● What the exercise asks:
Check every line of the material below for the string "ylabel", and return the ones that have it.

● Data supplied:
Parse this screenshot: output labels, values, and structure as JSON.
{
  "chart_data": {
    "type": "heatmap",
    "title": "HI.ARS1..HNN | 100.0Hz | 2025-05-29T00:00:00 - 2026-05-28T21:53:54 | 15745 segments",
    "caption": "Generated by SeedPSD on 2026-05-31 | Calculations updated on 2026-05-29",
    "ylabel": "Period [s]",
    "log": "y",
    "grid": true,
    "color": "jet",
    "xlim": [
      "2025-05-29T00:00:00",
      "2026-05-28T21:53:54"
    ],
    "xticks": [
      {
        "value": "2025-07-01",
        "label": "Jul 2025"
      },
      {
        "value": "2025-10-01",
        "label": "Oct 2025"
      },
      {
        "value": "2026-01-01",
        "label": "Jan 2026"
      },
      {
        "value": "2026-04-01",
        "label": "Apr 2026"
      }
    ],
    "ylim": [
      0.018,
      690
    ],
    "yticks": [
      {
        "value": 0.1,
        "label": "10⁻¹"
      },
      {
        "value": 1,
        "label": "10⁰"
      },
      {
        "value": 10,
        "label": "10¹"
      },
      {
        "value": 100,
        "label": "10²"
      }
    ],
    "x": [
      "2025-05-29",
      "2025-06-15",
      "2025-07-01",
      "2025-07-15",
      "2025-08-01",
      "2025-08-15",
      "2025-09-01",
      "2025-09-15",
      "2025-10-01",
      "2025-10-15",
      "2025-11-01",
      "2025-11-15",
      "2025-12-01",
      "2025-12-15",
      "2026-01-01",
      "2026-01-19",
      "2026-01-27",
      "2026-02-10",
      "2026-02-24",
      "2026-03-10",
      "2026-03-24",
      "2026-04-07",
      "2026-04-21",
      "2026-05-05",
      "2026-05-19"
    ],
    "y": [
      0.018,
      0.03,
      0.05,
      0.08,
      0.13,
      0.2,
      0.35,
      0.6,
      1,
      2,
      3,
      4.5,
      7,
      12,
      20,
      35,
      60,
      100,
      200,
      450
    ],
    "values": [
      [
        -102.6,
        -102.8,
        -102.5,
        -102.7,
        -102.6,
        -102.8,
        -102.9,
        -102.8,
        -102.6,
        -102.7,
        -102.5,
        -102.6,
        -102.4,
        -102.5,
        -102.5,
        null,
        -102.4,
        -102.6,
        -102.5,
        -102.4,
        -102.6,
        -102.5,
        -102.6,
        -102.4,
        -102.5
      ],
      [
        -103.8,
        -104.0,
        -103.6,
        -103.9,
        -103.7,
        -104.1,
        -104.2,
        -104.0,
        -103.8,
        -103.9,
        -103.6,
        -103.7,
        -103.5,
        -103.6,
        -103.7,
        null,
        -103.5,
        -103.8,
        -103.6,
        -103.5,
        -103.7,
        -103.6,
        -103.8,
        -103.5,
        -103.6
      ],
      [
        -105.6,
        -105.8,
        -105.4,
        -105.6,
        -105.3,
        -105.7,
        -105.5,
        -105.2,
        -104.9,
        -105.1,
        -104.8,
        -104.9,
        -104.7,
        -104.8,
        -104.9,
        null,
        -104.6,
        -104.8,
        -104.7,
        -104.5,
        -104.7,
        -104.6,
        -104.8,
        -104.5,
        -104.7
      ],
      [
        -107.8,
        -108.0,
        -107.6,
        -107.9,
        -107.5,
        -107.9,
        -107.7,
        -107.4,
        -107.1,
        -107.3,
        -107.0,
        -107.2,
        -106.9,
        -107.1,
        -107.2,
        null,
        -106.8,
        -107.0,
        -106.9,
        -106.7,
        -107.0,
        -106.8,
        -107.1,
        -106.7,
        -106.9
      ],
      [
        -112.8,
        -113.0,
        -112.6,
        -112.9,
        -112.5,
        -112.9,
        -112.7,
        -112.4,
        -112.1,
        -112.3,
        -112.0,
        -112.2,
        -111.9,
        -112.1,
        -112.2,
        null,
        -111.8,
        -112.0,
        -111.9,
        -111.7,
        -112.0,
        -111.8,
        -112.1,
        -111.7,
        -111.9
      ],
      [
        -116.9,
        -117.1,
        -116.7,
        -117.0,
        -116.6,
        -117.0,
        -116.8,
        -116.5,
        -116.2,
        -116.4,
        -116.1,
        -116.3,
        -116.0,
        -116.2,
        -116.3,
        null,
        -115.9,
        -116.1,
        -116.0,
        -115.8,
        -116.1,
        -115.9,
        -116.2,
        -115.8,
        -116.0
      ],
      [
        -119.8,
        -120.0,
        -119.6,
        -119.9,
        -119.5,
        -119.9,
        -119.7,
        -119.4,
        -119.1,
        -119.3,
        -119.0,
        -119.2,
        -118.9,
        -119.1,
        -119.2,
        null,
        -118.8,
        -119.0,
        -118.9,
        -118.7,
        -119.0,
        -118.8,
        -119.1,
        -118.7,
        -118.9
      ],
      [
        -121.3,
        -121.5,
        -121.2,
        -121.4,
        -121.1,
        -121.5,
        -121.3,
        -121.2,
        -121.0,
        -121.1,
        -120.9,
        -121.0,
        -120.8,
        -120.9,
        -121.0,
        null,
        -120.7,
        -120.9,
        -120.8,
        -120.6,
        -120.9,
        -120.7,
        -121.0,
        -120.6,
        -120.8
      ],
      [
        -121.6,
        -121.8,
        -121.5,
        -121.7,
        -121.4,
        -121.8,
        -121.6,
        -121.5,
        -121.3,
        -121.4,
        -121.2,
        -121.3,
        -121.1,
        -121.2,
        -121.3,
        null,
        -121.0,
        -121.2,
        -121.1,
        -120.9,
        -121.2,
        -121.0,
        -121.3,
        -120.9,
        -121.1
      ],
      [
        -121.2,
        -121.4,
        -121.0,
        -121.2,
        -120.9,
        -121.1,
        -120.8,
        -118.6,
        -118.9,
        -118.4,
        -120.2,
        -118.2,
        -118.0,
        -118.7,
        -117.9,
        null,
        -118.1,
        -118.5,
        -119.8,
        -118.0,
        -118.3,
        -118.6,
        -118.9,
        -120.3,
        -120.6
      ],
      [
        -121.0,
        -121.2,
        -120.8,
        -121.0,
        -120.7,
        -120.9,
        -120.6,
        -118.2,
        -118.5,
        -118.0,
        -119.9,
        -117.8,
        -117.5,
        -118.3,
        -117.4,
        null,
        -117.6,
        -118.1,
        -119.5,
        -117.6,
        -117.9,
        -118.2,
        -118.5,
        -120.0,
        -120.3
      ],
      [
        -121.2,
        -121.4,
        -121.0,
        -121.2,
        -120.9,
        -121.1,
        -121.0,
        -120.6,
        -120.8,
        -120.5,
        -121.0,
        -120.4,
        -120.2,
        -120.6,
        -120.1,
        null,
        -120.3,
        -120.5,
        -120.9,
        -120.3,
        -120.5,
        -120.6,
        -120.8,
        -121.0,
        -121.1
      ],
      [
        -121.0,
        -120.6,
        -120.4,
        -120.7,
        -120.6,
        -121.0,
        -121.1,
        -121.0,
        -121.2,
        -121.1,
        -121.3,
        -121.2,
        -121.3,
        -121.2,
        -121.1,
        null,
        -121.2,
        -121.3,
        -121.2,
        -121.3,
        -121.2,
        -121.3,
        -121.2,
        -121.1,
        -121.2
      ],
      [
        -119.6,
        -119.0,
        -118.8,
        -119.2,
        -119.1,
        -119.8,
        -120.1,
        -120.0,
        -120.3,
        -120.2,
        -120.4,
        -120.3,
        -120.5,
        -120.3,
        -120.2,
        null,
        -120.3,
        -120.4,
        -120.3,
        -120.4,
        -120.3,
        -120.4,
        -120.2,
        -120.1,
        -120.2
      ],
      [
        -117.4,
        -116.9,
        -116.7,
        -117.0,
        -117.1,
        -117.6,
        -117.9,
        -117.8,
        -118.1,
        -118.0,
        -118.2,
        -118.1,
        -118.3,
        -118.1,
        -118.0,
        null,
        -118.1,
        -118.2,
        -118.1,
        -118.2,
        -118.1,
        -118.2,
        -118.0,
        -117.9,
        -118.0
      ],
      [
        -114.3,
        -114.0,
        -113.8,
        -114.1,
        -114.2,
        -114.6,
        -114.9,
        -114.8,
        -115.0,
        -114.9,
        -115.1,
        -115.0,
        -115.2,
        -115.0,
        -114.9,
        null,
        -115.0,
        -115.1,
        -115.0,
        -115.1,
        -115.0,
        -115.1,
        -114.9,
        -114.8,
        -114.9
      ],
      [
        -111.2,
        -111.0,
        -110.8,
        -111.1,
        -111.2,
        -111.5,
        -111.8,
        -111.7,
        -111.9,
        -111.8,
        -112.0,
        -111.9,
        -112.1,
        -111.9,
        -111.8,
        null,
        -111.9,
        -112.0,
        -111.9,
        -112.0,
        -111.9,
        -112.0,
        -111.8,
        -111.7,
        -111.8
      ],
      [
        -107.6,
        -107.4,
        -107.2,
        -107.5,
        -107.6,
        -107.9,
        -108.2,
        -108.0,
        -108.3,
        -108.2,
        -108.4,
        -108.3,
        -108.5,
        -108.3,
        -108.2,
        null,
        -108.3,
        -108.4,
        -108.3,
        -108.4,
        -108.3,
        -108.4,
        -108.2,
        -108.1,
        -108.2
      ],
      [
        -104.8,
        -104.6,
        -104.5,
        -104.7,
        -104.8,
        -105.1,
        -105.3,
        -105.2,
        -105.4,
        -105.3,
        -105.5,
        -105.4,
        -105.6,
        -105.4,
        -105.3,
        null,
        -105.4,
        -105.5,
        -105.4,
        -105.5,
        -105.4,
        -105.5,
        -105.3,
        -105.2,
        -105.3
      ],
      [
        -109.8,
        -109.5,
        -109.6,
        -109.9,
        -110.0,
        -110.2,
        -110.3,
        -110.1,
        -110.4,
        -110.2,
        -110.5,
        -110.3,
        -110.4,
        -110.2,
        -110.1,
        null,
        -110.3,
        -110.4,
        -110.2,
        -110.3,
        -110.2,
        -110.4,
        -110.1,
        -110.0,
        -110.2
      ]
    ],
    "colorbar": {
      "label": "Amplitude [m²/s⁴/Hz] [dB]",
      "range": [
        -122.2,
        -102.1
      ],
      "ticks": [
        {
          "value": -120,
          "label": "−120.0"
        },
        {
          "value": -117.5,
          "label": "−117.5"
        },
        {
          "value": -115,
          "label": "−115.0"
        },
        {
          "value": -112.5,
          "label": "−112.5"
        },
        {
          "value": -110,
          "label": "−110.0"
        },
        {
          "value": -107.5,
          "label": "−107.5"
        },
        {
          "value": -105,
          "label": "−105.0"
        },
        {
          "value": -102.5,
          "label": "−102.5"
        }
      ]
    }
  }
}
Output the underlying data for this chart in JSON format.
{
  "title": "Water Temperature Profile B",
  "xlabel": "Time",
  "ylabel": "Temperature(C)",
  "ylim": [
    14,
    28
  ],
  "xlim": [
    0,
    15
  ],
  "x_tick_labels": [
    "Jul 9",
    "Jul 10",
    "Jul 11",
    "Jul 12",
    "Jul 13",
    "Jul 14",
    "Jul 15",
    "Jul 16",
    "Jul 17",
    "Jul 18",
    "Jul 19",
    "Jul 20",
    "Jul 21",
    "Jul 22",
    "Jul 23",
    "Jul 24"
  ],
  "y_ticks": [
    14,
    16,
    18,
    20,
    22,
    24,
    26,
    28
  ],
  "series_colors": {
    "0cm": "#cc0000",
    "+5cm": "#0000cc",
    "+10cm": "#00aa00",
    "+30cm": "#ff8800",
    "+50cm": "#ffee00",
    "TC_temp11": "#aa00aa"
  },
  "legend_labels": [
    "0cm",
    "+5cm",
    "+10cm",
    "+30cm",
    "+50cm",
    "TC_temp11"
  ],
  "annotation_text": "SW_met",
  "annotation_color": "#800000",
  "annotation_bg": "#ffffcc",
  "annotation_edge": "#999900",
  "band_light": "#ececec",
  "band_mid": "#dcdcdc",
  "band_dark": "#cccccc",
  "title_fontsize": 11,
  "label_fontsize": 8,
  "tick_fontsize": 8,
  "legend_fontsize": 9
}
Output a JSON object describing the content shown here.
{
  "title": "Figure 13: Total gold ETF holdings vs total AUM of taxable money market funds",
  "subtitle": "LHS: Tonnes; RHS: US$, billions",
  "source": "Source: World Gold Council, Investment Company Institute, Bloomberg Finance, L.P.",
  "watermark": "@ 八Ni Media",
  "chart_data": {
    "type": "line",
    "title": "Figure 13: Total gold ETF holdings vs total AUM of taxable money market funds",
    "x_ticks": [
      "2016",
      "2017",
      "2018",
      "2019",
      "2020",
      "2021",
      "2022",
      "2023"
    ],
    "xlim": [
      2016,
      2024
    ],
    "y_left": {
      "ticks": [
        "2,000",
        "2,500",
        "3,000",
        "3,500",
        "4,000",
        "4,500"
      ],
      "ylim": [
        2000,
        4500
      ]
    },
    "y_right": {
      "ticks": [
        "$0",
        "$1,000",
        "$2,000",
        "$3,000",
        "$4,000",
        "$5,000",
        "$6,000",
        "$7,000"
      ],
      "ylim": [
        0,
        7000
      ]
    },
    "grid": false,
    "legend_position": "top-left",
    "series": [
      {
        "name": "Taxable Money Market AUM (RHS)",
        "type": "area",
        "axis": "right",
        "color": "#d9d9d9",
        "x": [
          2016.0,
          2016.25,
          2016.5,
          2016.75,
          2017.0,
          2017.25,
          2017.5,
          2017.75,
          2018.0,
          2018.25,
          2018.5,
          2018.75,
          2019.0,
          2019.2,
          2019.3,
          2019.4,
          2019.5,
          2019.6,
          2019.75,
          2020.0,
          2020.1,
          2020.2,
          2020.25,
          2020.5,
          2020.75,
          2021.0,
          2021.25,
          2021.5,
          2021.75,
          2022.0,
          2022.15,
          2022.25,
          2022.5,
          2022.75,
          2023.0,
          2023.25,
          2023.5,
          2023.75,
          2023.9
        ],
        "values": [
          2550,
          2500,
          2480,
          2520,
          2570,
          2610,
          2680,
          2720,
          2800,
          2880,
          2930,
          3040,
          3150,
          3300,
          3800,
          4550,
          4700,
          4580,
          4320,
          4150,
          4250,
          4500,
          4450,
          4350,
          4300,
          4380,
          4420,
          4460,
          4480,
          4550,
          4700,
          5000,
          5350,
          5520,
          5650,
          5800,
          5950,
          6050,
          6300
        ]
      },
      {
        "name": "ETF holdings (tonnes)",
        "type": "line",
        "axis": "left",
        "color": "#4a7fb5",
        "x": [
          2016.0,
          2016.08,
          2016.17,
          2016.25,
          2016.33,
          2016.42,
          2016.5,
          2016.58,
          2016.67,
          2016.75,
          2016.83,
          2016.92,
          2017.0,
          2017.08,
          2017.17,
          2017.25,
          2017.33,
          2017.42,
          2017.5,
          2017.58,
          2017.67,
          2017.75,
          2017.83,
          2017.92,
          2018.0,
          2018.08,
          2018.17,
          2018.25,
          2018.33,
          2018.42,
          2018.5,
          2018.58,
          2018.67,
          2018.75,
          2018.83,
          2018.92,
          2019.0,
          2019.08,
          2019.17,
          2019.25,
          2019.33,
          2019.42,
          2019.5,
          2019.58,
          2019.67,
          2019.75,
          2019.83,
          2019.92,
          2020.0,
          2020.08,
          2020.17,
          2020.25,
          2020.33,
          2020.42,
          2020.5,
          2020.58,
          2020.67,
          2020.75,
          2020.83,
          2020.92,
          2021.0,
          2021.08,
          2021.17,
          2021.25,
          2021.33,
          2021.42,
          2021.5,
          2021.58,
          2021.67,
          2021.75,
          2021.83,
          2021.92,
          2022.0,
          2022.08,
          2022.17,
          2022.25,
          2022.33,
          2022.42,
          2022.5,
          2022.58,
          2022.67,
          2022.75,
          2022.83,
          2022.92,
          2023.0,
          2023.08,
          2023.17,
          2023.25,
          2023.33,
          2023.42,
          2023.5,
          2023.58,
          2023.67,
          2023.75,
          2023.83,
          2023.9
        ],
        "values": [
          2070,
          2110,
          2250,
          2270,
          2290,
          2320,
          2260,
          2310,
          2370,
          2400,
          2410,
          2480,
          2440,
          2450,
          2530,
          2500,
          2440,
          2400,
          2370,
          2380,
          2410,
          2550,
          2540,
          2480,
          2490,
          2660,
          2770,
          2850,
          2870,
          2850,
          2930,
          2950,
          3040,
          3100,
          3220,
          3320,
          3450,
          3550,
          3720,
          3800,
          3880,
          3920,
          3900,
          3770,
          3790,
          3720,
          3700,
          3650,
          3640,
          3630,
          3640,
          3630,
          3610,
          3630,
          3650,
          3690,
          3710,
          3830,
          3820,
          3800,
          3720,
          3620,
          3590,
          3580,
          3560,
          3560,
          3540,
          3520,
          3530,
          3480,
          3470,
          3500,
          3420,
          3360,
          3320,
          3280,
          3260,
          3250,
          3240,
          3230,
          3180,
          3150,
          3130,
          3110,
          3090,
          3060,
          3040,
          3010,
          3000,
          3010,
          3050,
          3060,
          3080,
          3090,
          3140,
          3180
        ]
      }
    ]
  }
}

● Answer to the task:
    "ylabel": "Period [s]",
  "ylabel": "Temperature(C)",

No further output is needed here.